§ Exercises to complete:
1. In the Chicago road trip post, which station does the Northwest train go into?
2. Write out the part of the Chicago road trip post starting at "We headed for" and ending at "to take in.".

§ Given passage:
§ §
Saturday, 21 April 2012

Road Trip Part 2: Downtown Chicago


Having spent some time checking out the supermarkets, shoe shops and fast food places in suburban Illinois, we had a day to leave the 'burbs and head out into Chicago on the Northwest train that takes you into Oglivie Station.  We were really lucky that it was such a sunny day.  The city was at its best that way.




We headed for Willis tower (formerly Sears tower) first, 

hoping to do the tourist thing of going up to the top and taking some photos but there was a super-long queue and right next to us serious construction work was going on and making a LOT of noise, which the architect felt he just couldn't bear, so we decided to head off to Millennium park instead.


I've been here before, but I still marvel at the skyscrapers, overhead 'L' tracks and the crazy reflective 'bean' in Millennium park.  

The architect, with his brand new and groovy camera also marvelled at anything and everything around us.  It's his first time in the States, so he was lapping it all up and finding it all rather a lot to take in.
§ §
§ Excerpted data:

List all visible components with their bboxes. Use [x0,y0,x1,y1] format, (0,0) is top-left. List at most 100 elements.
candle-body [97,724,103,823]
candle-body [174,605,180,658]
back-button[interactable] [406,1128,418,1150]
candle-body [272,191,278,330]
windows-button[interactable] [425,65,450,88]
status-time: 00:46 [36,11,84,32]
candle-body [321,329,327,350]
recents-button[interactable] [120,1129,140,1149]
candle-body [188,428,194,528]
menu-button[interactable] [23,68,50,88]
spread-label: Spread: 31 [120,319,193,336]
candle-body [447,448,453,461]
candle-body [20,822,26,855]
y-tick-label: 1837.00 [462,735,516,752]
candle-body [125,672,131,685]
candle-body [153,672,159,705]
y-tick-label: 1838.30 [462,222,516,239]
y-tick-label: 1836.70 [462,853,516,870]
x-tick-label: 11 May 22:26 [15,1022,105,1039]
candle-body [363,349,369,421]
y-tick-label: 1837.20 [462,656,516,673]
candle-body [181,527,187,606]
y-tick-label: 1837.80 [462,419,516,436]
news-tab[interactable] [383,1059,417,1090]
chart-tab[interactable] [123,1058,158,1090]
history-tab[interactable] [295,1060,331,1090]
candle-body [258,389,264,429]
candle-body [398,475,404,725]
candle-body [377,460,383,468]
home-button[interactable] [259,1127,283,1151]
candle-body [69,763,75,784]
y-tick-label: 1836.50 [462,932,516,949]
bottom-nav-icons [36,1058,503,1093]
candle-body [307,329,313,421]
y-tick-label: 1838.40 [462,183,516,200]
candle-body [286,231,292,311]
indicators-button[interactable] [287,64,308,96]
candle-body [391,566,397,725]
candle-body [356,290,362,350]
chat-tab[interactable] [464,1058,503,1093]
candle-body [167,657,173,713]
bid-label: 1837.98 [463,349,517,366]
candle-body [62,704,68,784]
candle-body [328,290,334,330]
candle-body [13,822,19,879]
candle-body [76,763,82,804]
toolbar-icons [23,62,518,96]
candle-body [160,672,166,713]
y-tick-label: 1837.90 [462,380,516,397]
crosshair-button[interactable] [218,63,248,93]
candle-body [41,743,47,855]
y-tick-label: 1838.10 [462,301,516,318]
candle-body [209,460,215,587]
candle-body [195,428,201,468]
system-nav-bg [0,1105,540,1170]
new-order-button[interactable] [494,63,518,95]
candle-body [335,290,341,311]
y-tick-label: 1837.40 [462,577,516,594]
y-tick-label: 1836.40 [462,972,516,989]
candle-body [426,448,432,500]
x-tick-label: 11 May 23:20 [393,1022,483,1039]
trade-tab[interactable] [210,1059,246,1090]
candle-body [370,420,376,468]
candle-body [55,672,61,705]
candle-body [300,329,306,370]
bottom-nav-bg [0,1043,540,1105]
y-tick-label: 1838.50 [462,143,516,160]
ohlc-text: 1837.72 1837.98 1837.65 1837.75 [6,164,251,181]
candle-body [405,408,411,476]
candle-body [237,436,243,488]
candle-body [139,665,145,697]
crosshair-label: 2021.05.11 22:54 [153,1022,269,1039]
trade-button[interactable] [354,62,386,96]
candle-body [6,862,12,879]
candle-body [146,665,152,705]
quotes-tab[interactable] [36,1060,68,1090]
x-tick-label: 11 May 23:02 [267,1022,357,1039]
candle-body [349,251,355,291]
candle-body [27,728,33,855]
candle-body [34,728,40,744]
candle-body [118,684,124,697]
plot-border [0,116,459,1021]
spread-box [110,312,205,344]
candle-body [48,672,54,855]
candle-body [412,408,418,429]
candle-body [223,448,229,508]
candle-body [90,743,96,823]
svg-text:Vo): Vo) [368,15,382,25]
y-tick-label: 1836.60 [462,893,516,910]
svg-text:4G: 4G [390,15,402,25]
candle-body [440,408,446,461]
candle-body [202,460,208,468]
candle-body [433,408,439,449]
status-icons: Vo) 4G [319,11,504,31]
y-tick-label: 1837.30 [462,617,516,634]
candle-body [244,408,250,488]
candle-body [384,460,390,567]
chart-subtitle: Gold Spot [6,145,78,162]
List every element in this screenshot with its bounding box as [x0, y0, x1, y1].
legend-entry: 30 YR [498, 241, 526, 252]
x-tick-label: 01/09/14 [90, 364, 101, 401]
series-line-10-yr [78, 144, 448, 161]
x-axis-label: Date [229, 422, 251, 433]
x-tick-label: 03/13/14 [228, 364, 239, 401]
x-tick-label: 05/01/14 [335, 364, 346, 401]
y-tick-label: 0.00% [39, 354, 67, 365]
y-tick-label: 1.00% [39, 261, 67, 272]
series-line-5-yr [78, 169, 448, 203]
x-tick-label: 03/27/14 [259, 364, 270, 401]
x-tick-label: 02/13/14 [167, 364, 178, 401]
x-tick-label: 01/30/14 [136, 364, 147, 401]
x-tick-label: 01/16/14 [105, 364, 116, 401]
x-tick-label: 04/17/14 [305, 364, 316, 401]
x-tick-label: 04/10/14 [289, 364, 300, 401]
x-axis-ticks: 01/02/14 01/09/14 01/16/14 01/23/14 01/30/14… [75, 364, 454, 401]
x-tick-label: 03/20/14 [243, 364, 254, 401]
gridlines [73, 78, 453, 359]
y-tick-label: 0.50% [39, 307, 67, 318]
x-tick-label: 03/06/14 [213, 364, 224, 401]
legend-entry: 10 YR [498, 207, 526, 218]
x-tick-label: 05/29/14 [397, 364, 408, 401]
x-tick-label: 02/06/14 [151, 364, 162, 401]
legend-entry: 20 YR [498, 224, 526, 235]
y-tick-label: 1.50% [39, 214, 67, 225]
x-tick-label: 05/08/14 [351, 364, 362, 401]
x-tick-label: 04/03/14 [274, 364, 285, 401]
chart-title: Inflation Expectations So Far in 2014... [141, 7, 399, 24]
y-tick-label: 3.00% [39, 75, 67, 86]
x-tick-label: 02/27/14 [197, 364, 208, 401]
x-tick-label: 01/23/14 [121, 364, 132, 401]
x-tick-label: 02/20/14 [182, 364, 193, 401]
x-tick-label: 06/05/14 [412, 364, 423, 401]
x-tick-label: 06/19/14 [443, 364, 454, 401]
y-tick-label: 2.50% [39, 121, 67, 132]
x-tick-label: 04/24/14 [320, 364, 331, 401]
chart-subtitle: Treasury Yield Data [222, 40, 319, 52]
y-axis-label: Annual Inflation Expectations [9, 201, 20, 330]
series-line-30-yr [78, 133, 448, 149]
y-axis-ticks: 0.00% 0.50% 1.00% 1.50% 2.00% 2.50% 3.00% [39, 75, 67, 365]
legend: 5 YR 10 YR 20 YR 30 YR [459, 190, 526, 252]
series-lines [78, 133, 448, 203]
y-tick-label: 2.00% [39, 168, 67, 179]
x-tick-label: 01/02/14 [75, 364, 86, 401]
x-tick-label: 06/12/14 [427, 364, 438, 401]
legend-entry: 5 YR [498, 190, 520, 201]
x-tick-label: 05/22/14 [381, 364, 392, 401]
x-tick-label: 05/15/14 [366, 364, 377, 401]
§ §
§ Results of the exercise:
1. Oglivie Station

2.
We headed for Willis tower (formerly Sears tower) first, 

hoping to do the tourist thing of going up to the top and taking some photos but there was a super-long queue and right next to us serious construction work was going on and making a LOT of noise, which the architect felt he just couldn't bear, so we decided to head off to Millennium park instead.


I've been here before, but I still marvel at the skyscrapers, overhead 'L' tracks and the crazy reflective 'bean' in Millennium park.  

The architect, with his brand new and groovy camera also marvelled at anything and everything around us.  It's his first time in the States, so he was lapping it all up and finding it all rather a lot to take in.